— De opdracht —
Haal uit de gegevens hieronder alle regels die het woord "title" bevatten. Hoofdletters en kleine letters tellen mee.

— Bronmateriaal —

────────

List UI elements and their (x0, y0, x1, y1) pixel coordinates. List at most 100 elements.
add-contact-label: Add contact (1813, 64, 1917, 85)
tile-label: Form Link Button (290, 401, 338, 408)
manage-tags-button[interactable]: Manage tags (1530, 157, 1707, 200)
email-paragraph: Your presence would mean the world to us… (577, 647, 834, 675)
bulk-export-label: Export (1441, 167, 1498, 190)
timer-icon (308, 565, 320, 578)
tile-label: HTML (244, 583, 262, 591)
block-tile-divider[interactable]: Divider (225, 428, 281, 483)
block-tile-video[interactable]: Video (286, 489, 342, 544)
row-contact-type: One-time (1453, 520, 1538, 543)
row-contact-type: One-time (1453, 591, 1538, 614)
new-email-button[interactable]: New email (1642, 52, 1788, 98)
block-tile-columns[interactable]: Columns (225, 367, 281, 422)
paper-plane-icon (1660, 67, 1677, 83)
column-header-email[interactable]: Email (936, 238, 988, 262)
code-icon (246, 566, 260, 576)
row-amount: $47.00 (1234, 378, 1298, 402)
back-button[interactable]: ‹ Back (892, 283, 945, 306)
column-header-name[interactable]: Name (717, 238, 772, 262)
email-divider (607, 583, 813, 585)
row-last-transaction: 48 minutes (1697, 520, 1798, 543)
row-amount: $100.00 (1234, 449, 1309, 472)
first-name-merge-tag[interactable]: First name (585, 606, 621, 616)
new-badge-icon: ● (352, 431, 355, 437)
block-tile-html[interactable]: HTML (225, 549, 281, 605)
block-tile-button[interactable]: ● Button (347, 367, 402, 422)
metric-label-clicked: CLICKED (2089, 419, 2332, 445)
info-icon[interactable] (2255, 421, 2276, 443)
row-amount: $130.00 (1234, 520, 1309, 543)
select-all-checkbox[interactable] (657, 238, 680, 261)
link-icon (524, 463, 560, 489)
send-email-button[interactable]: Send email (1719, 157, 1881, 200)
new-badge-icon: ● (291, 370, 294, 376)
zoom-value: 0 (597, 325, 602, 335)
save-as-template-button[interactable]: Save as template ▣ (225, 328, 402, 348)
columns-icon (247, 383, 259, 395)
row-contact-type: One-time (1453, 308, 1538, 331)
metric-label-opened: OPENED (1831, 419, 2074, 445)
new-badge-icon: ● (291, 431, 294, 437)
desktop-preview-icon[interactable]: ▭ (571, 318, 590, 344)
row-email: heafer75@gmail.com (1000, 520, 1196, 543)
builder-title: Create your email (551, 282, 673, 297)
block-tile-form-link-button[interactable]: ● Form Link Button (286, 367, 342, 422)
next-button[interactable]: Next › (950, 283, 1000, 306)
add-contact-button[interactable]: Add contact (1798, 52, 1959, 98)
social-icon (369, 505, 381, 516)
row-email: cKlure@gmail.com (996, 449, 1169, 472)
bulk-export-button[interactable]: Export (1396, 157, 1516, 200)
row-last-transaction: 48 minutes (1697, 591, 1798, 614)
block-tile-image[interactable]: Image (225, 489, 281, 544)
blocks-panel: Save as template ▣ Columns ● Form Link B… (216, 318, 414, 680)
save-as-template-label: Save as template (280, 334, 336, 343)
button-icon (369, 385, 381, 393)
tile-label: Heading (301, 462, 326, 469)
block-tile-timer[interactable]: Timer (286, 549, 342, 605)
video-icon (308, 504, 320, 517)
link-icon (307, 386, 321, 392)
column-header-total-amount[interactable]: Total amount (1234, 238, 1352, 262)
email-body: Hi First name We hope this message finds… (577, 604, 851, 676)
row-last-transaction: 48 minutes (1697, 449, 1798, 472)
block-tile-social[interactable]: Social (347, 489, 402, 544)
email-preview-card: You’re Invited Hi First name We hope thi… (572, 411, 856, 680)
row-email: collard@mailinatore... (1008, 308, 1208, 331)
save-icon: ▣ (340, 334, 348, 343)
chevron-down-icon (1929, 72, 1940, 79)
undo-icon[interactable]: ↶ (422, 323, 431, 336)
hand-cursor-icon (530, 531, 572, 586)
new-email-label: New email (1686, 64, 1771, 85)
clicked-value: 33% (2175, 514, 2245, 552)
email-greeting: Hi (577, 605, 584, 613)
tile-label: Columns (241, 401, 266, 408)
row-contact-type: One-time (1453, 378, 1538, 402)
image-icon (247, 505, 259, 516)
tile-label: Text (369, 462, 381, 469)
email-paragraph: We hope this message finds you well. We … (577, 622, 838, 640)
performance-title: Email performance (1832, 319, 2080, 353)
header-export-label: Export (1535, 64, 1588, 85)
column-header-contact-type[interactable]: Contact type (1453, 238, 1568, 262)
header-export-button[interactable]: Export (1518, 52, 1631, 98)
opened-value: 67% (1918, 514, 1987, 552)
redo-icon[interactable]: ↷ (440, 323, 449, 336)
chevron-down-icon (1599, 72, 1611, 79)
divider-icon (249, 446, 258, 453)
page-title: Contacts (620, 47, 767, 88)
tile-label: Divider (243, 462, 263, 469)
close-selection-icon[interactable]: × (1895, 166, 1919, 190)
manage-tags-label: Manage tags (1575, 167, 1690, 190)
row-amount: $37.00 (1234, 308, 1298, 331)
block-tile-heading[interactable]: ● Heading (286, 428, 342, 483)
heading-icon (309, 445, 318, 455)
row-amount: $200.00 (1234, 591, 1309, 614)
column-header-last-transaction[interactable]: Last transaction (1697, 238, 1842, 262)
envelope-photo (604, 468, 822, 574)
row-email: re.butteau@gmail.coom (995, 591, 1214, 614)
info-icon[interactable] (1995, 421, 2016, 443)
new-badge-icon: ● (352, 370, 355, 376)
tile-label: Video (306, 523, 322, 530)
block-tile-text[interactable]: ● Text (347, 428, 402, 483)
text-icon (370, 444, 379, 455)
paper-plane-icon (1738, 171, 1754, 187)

────────

— Resultaat oefening —
builder-title: Create your email (551, 282, 673, 297)
performance-title: Email performance (1832, 319, 2080, 353)
page-title: Contacts (620, 47, 767, 88)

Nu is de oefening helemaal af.